#### PROBLEM TO WORK ON
Check each line of the entries below for the string "объёмы"; copy every line where it appears.

#### MATERIAL SHOWN
════════════════

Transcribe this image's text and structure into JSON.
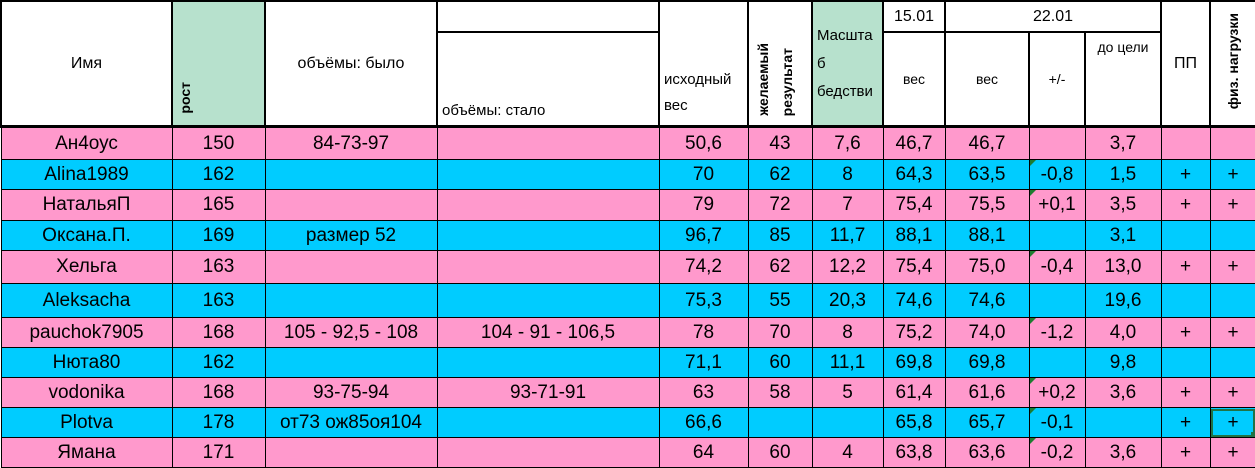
{
  "header": {
    "name": "Имя",
    "height": "рост",
    "volumes_before": "объёмы: было",
    "volumes_after": "объёмы: стало",
    "initial_weight_1": "исходный",
    "initial_weight_2": "вес",
    "desired": "желаемый",
    "result": "результат",
    "scale_1": "Масшта",
    "scale_2": "б",
    "scale_3": "бедстви",
    "date1": "15.01",
    "date2": "22.01",
    "weight1": "вес",
    "weight2": "вес",
    "diff": "+/-",
    "to_goal": "до цели",
    "pp": "ПП",
    "exercise": "физ. нагрузки"
  },
  "colors": {
    "pink": "#ff99cc",
    "blue": "#00ccff",
    "green": "#b7e1cd"
  },
  "rows": [
    {
      "name": "Ан4оус",
      "height": "150",
      "before": "84-73-97",
      "after": "",
      "initial": "50,6",
      "desired": "43",
      "scale": "7,6",
      "w1": "46,7",
      "w2": "46,7",
      "diff": "",
      "goal": "3,7",
      "pp": "",
      "ex": ""
    },
    {
      "name": "Alina1989",
      "height": "162",
      "before": "",
      "after": "",
      "initial": "70",
      "desired": "62",
      "scale": "8",
      "w1": "64,3",
      "w2": "63,5",
      "diff": "-0,8",
      "goal": "1,5",
      "pp": "+",
      "ex": "+"
    },
    {
      "name": "НатальяП",
      "height": "165",
      "before": "",
      "after": "",
      "initial": "79",
      "desired": "72",
      "scale": "7",
      "w1": "75,4",
      "w2": "75,5",
      "diff": "+0,1",
      "goal": "3,5",
      "pp": "+",
      "ex": "+"
    },
    {
      "name": "Оксана.П.",
      "height": "169",
      "before": "размер 52",
      "after": "",
      "initial": "96,7",
      "desired": "85",
      "scale": "11,7",
      "w1": "88,1",
      "w2": "88,1",
      "diff": "",
      "goal": "3,1",
      "pp": "",
      "ex": ""
    },
    {
      "name": "Хельга",
      "height": "163",
      "before": "",
      "after": "",
      "initial": "74,2",
      "desired": "62",
      "scale": "12,2",
      "w1": "75,4",
      "w2": "75,0",
      "diff": "-0,4",
      "goal": "13,0",
      "pp": "+",
      "ex": "+"
    },
    {
      "name": "Aleksacha",
      "height": "163",
      "before": "",
      "after": "",
      "initial": "75,3",
      "desired": "55",
      "scale": "20,3",
      "w1": "74,6",
      "w2": "74,6",
      "diff": "",
      "goal": "19,6",
      "pp": "",
      "ex": ""
    },
    {
      "name": "pauchok7905",
      "height": "168",
      "before": "105 - 92,5 - 108",
      "after": "104 - 91 - 106,5",
      "initial": "78",
      "desired": "70",
      "scale": "8",
      "w1": "75,2",
      "w2": "74,0",
      "diff": "-1,2",
      "goal": "4,0",
      "pp": "+",
      "ex": "+"
    },
    {
      "name": "Нюта80",
      "height": "162",
      "before": "",
      "after": "",
      "initial": "71,1",
      "desired": "60",
      "scale": "11,1",
      "w1": "69,8",
      "w2": "69,8",
      "diff": "",
      "goal": "9,8",
      "pp": "",
      "ex": ""
    },
    {
      "name": "vodonika",
      "height": "168",
      "before": "93-75-94",
      "after": "93-71-91",
      "initial": "63",
      "desired": "58",
      "scale": "5",
      "w1": "61,4",
      "w2": "61,6",
      "diff": "+0,2",
      "goal": "3,6",
      "pp": "+",
      "ex": "+"
    },
    {
      "name": "Plotva",
      "height": "178",
      "before": "от73 ож85оя104",
      "after": "",
      "initial": "66,6",
      "desired": "",
      "scale": "",
      "w1": "65,8",
      "w2": "65,7",
      "diff": "-0,1",
      "goal": "",
      "pp": "+",
      "ex": "+"
    },
    {
      "name": "Ямана",
      "height": "171",
      "before": "",
      "after": "",
      "initial": "64",
      "desired": "60",
      "scale": "4",
      "w1": "63,8",
      "w2": "63,6",
      "diff": "-0,2",
      "goal": "3,6",
      "pp": "+",
      "ex": "+"
    }
  ]
}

════════════════

#### RESULT
    "volumes_before": "объёмы: было",
    "volumes_after": "объёмы: стало",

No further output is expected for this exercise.